• TASK TO COMPLETE
What is needed here is an exact copy of every entry.

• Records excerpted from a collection

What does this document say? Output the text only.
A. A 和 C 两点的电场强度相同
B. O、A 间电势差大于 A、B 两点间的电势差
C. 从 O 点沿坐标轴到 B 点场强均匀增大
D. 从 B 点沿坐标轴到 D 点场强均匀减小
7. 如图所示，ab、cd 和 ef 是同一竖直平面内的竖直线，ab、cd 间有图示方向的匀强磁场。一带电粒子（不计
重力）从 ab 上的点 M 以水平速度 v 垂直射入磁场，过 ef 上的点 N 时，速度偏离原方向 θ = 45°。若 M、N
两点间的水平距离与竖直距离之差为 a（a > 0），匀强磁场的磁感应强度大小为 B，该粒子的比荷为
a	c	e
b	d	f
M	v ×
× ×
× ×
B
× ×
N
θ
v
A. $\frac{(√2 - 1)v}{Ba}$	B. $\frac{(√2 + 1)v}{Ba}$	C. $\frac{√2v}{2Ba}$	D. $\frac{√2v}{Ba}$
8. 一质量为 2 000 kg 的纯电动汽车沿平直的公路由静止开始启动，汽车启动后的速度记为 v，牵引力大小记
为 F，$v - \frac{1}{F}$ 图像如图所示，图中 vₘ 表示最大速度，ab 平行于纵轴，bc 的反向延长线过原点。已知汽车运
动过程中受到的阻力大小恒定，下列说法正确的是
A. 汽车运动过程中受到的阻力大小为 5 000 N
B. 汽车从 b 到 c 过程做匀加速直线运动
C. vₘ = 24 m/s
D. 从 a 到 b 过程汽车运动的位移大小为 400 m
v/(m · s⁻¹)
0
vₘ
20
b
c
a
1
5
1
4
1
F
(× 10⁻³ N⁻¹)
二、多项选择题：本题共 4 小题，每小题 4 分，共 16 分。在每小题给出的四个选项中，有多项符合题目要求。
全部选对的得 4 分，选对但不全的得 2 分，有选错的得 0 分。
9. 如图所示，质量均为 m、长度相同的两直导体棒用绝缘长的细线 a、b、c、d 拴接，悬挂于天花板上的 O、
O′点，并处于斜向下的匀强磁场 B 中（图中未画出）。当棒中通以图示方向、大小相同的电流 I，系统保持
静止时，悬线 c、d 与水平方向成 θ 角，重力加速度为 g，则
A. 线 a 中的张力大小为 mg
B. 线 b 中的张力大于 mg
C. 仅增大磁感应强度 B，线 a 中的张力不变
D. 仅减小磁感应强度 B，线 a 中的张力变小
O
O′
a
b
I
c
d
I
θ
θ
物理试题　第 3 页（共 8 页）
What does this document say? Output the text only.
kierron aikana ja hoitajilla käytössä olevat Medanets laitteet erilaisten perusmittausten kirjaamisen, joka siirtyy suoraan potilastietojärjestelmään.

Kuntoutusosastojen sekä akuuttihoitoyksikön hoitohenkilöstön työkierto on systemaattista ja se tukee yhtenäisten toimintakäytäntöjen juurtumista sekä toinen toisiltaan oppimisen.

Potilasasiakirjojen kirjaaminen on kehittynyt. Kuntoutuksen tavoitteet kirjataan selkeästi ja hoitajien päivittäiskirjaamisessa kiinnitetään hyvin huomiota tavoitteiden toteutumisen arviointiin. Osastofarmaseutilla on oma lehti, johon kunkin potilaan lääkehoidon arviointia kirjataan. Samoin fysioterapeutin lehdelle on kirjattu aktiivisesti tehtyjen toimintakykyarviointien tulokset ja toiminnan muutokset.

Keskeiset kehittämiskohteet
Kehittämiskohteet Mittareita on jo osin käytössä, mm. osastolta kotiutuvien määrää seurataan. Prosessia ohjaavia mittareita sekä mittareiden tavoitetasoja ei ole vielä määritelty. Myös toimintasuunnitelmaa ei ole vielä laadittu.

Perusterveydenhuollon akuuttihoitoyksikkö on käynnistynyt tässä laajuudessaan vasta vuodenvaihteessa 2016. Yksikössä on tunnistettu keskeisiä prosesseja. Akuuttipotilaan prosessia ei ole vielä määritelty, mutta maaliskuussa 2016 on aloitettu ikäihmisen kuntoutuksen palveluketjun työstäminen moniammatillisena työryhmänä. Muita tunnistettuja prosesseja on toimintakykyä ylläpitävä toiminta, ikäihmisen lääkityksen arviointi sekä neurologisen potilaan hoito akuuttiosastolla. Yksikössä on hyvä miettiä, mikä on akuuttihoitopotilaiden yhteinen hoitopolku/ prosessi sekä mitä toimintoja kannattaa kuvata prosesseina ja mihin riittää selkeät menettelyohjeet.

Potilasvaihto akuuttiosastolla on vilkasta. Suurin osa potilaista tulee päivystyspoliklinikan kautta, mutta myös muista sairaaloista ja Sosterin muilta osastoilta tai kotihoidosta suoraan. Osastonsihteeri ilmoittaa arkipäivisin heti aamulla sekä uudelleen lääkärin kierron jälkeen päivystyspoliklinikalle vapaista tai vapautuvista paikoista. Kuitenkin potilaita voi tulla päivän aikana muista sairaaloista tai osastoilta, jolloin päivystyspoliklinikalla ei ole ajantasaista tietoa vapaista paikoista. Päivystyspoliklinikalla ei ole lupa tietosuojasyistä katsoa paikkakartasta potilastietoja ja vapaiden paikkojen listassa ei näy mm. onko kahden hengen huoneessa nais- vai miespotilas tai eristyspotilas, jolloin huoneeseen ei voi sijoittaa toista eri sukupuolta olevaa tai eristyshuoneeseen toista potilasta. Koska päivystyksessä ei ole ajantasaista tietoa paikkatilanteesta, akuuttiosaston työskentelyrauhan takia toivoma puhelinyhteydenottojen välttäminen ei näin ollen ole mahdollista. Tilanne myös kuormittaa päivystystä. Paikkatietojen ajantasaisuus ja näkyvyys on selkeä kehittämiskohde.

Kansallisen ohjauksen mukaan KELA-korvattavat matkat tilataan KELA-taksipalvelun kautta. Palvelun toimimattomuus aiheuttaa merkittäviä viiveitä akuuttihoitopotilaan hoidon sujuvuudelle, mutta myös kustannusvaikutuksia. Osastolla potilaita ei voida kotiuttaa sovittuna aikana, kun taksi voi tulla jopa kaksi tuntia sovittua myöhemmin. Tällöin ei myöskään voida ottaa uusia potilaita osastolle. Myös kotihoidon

• THE SOLUTION
What does this document say? Output the text only.
A. A 和 C 两点的电场强度相同
B. O、A 间电势差大于 A、B 两点间的电势差
C. 从 O 点沿坐标轴到 B 点场强均匀增大
D. 从 B 点沿坐标轴到 D 点场强均匀减小
7. 如图所示，ab、cd 和 ef 是同一竖直平面内的竖直线，ab、cd 间有图示方向的匀强磁场。一带电粒子（不计
重力）从 ab 上的点 M 以水平速度 v 垂直射入磁场，过 ef 上的点 N 时，速度偏离原方向 θ = 45°。若 M、N
两点间的水平距离与竖直距离之差为 a（a > 0），匀强磁场的磁感应强度大小为 B，该粒子的比荷为
a	c	e
b	d	f
M	v ×
× ×
× ×
B
× ×
N
θ
v
A. $\frac{(√2 - 1)v}{Ba}$	B. $\frac{(√2 + 1)v}{Ba}$	C. $\frac{√2v}{2Ba}$	D. $\frac{√2v}{Ba}$
8. 一质量为 2 000 kg 的纯电动汽车沿平直的公路由静止开始启动，汽车启动后的速度记为 v，牵引力大小记
为 F，$v - \frac{1}{F}$ 图像如图所示，图中 vₘ 表示最大速度，ab 平行于纵轴，bc 的反向延长线过原点。已知汽车运
动过程中受到的阻力大小恒定，下列说法正确的是
A. 汽车运动过程中受到的阻力大小为 5 000 N
B. 汽车从 b 到 c 过程做匀加速直线运动
C. vₘ = 24 m/s
D. 从 a 到 b 过程汽车运动的位移大小为 400 m
v/(m · s⁻¹)
0
vₘ
20
b
c
a
1
5
1
4
1
F
(× 10⁻³ N⁻¹)
二、多项选择题：本题共 4 小题，每小题 4 分，共 16 分。在每小题给出的四个选项中，有多项符合题目要求。
全部选对的得 4 分，选对但不全的得 2 分，有选错的得 0 分。
9. 如图所示，质量均为 m、长度相同的两直导体棒用绝缘长的细线 a、b、c、d 拴接，悬挂于天花板上的 O、
O′点，并处于斜向下的匀强磁场 B 中（图中未画出）。当棒中通以图示方向、大小相同的电流 I，系统保持
静止时，悬线 c、d 与水平方向成 θ 角，重力加速度为 g，则
A. 线 a 中的张力大小为 mg
B. 线 b 中的张力大于 mg
C. 仅增大磁感应强度 B，线 a 中的张力不变
D. 仅减小磁感应强度 B，线 a 中的张力变小
O
O′
a
b
I
c
d
I
θ
θ
物理试题　第 3 页（共 8 页）
What does this document say? Output the text only.
kierron aikana ja hoitajilla käytössä olevat Medanets laitteet erilaisten perusmittausten kirjaamisen, joka siirtyy suoraan potilastietojärjestelmään.

Kuntoutusosastojen sekä akuuttihoitoyksikön hoitohenkilöstön työkierto on systemaattista ja se tukee yhtenäisten toimintakäytäntöjen juurtumista sekä toinen toisiltaan oppimisen.

Potilasasiakirjojen kirjaaminen on kehittynyt. Kuntoutuksen tavoitteet kirjataan selkeästi ja hoitajien päivittäiskirjaamisessa kiinnitetään hyvin huomiota tavoitteiden toteutumisen arviointiin. Osastofarmaseutilla on oma lehti, johon kunkin potilaan lääkehoidon arviointia kirjataan. Samoin fysioterapeutin lehdelle on kirjattu aktiivisesti tehtyjen toimintakykyarviointien tulokset ja toiminnan muutokset.

Keskeiset kehittämiskohteet
Kehittämiskohteet Mittareita on jo osin käytössä, mm. osastolta kotiutuvien määrää seurataan. Prosessia ohjaavia mittareita sekä mittareiden tavoitetasoja ei ole vielä määritelty. Myös toimintasuunnitelmaa ei ole vielä laadittu.

Perusterveydenhuollon akuuttihoitoyksikkö on käynnistynyt tässä laajuudessaan vasta vuodenvaihteessa 2016. Yksikössä on tunnistettu keskeisiä prosesseja. Akuuttipotilaan prosessia ei ole vielä määritelty, mutta maaliskuussa 2016 on aloitettu ikäihmisen kuntoutuksen palveluketjun työstäminen moniammatillisena työryhmänä. Muita tunnistettuja prosesseja on toimintakykyä ylläpitävä toiminta, ikäihmisen lääkityksen arviointi sekä neurologisen potilaan hoito akuuttiosastolla. Yksikössä on hyvä miettiä, mikä on akuuttihoitopotilaiden yhteinen hoitopolku/ prosessi sekä mitä toimintoja kannattaa kuvata prosesseina ja mihin riittää selkeät menettelyohjeet.

Potilasvaihto akuuttiosastolla on vilkasta. Suurin osa potilaista tulee päivystyspoliklinikan kautta, mutta myös muista sairaaloista ja Sosterin muilta osastoilta tai kotihoidosta suoraan. Osastonsihteeri ilmoittaa arkipäivisin heti aamulla sekä uudelleen lääkärin kierron jälkeen päivystyspoliklinikalle vapaista tai vapautuvista paikoista. Kuitenkin potilaita voi tulla päivän aikana muista sairaaloista tai osastoilta, jolloin päivystyspoliklinikalla ei ole ajantasaista tietoa vapaista paikoista. Päivystyspoliklinikalla ei ole lupa tietosuojasyistä katsoa paikkakartasta potilastietoja ja vapaiden paikkojen listassa ei näy mm. onko kahden hengen huoneessa nais- vai miespotilas tai eristyspotilas, jolloin huoneeseen ei voi sijoittaa toista eri sukupuolta olevaa tai eristyshuoneeseen toista potilasta. Koska päivystyksessä ei ole ajantasaista tietoa paikkatilanteesta, akuuttiosaston työskentelyrauhan takia toivoma puhelinyhteydenottojen välttäminen ei näin ollen ole mahdollista. Tilanne myös kuormittaa päivystystä. Paikkatietojen ajantasaisuus ja näkyvyys on selkeä kehittämiskohde.

Kansallisen ohjauksen mukaan KELA-korvattavat matkat tilataan KELA-taksipalvelun kautta. Palvelun toimimattomuus aiheuttaa merkittäviä viiveitä akuuttihoitopotilaan hoidon sujuvuudelle, mutta myös kustannusvaikutuksia. Osastolla potilaita ei voida kotiuttaa sovittuna aikana, kun taksi voi tulla jopa kaksi tuntia sovittua myöhemmin. Tällöin ei myöskään voida ottaa uusia potilaita osastolle. Myös kotihoidon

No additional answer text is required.